— start of INPUT MATERIAL —
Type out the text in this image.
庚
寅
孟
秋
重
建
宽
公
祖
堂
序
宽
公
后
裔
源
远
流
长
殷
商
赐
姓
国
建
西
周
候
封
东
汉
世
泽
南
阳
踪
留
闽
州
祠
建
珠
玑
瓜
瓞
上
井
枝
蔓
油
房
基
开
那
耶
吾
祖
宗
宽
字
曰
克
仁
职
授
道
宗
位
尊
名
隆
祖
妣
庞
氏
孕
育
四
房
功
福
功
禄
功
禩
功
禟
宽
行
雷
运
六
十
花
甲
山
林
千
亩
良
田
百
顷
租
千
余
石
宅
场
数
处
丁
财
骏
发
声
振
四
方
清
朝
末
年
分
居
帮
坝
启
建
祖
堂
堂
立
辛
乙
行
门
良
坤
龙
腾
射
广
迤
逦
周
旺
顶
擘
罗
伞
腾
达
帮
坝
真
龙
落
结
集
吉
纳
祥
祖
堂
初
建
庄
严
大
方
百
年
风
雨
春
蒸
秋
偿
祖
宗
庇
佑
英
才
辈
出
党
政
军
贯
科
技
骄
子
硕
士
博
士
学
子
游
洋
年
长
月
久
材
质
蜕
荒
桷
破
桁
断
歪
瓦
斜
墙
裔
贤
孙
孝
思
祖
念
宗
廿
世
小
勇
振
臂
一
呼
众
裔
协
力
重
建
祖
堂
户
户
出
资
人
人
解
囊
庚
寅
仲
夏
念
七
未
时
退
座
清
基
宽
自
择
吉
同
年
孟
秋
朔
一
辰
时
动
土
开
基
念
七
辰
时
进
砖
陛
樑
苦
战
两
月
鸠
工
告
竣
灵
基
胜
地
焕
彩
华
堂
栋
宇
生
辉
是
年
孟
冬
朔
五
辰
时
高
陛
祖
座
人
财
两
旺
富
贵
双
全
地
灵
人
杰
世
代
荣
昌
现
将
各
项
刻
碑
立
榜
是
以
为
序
— end of INPUT MATERIAL —
— start of INPUT MATERIAL —
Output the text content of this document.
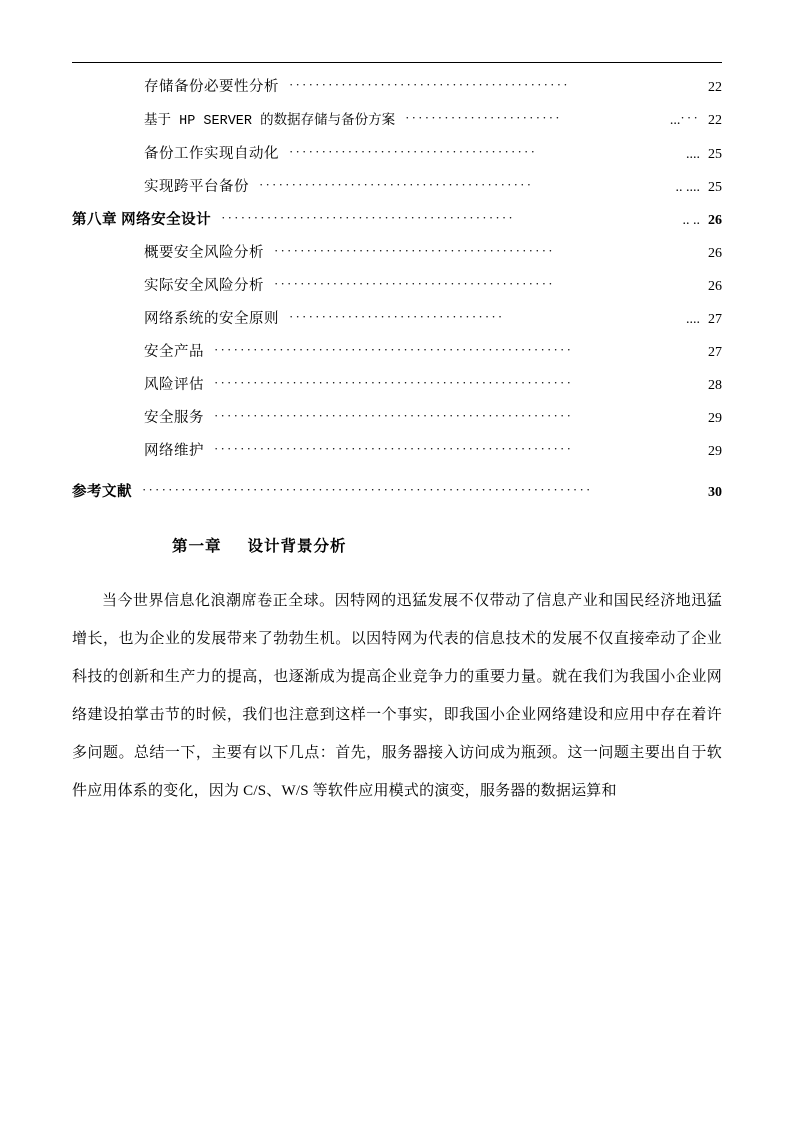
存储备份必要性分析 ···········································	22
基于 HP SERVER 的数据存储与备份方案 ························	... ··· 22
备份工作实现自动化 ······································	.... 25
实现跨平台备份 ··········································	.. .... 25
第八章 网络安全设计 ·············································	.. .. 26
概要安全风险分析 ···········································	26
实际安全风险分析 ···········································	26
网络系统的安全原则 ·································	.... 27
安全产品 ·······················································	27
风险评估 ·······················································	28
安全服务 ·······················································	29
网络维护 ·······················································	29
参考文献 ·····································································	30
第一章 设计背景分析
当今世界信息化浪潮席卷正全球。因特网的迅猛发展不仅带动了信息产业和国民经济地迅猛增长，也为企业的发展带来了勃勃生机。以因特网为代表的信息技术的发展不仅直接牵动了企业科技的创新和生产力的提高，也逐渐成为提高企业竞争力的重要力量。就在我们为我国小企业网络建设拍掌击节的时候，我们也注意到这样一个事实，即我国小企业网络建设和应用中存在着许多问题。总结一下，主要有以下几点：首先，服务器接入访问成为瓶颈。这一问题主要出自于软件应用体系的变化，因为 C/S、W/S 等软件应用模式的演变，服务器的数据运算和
— end of INPUT MATERIAL —
• [TASK GOAL] Every line above that contains the word "text" should be reported.

• [WRITTEN SOLUTION]
Type out the text in this image.
Output the text content of this document.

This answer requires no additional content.